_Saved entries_
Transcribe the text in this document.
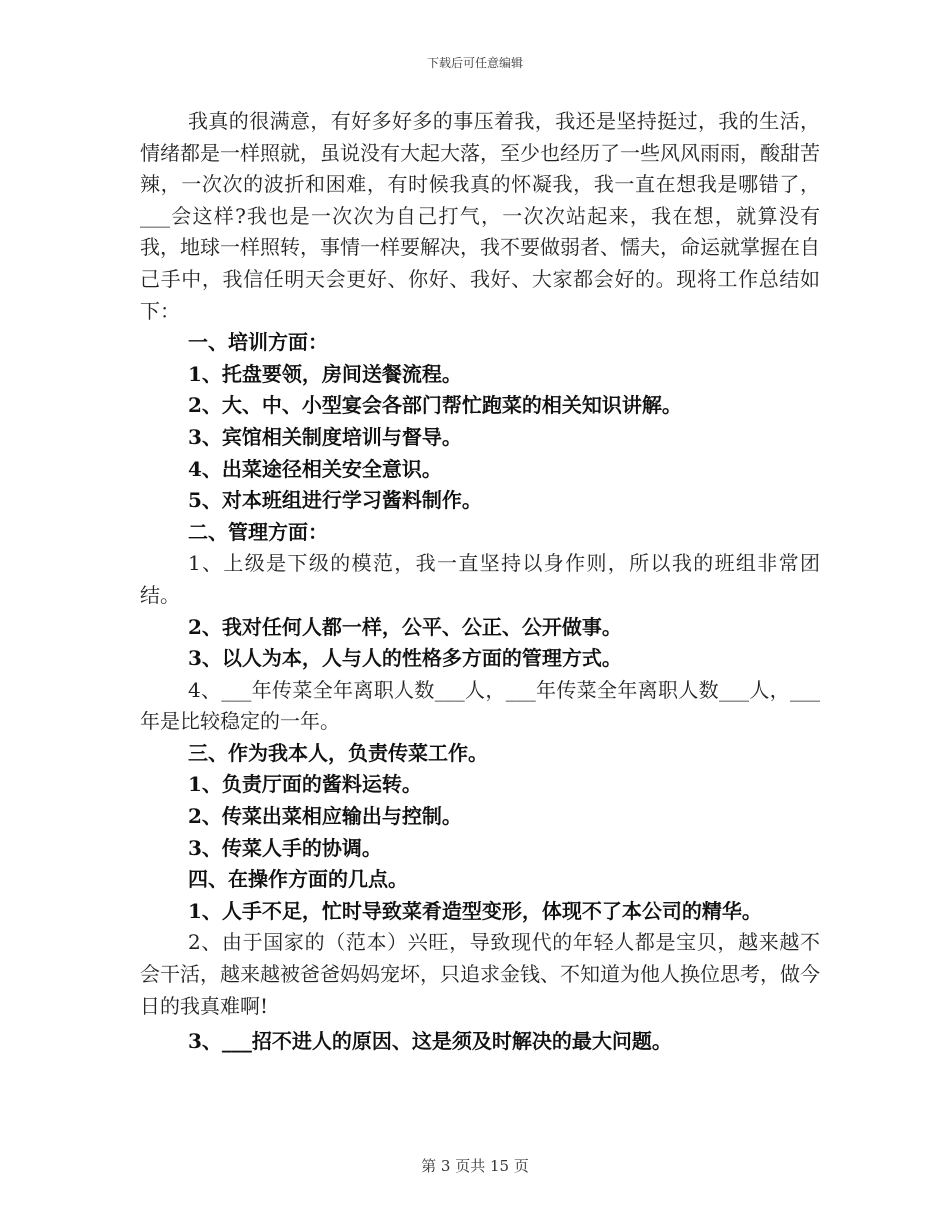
下载后可任意编辑

我真的很满意，有好多好多的事压着我，我还是坚持挺过，我的生活，情绪都是一样照就，虽说没有大起大落，至少也经历了一些风风雨雨，酸甜苦辣，一次次的波折和困难，有时候我真的怀凝我，我一直在想我是哪错了，___会这样?我也是一次次为自己打气，一次次站起来，我在想，就算没有我，地球一样照转，事情一样要解决，我不要做弱者、懦夫，命运就掌握在自己手中，我信任明天会更好、你好、我好、大家都会好的。现将工作总结如下：

一、培训方面：

1、托盘要领，房间送餐流程。

2、大、中、小型宴会各部门帮忙跑菜的相关知识讲解。

3、宾馆相关制度培训与督导。

4、出菜途径相关安全意识。

5、对本班组进行学习酱料制作。

二、管理方面：

1、上级是下级的模范，我一直坚持以身作则，所以我的班组非常团结。

2、我对任何人都一样，公平、公正、公开做事。

3、以人为本，人与人的性格多方面的管理方式。

4、___年传菜全年离职人数___人，___年传菜全年离职人数___人，___年是比较稳定的一年。

三、作为我本人，负责传菜工作。

1、负责厅面的酱料运转。

2、传菜出菜相应输出与控制。

3、传菜人手的协调。

四、在操作方面的几点。

1、人手不足，忙时导致菜肴造型变形，体现不了本公司的精华。

2、由于国家的（范本）兴旺，导致现代的年轻人都是宝贝，越来越不会干活，越来越被爸爸妈妈宠坏，只追求金钱、不知道为他人换位思考，做今日的我真难啊!

3、___招不进人的原因、这是须及时解决的最大问题。

第 3 页共 15 页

_WHAT YOU SHOULD DO_
Go through the listing above and quote it exactly, apart from its images.

_SOLUTION TO THIS TASK_
Transcribe the text in this document.
下载后可任意编辑

我真的很满意，有好多好多的事压着我，我还是坚持挺过，我的生活，情绪都是一样照就，虽说没有大起大落，至少也经历了一些风风雨雨，酸甜苦辣，一次次的波折和困难，有时候我真的怀凝我，我一直在想我是哪错了，___会这样?我也是一次次为自己打气，一次次站起来，我在想，就算没有我，地球一样照转，事情一样要解决，我不要做弱者、懦夫，命运就掌握在自己手中，我信任明天会更好、你好、我好、大家都会好的。现将工作总结如下：

一、培训方面：

1、托盘要领，房间送餐流程。

2、大、中、小型宴会各部门帮忙跑菜的相关知识讲解。

3、宾馆相关制度培训与督导。

4、出菜途径相关安全意识。

5、对本班组进行学习酱料制作。

二、管理方面：

1、上级是下级的模范，我一直坚持以身作则，所以我的班组非常团结。

2、我对任何人都一样，公平、公正、公开做事。

3、以人为本，人与人的性格多方面的管理方式。

4、___年传菜全年离职人数___人，___年传菜全年离职人数___人，___年是比较稳定的一年。

三、作为我本人，负责传菜工作。

1、负责厅面的酱料运转。

2、传菜出菜相应输出与控制。

3、传菜人手的协调。

四、在操作方面的几点。

1、人手不足，忙时导致菜肴造型变形，体现不了本公司的精华。

2、由于国家的（范本）兴旺，导致现代的年轻人都是宝贝，越来越不会干活，越来越被爸爸妈妈宠坏，只追求金钱、不知道为他人换位思考，做今日的我真难啊!

3、___招不进人的原因、这是须及时解决的最大问题。

第 3 页共 15 页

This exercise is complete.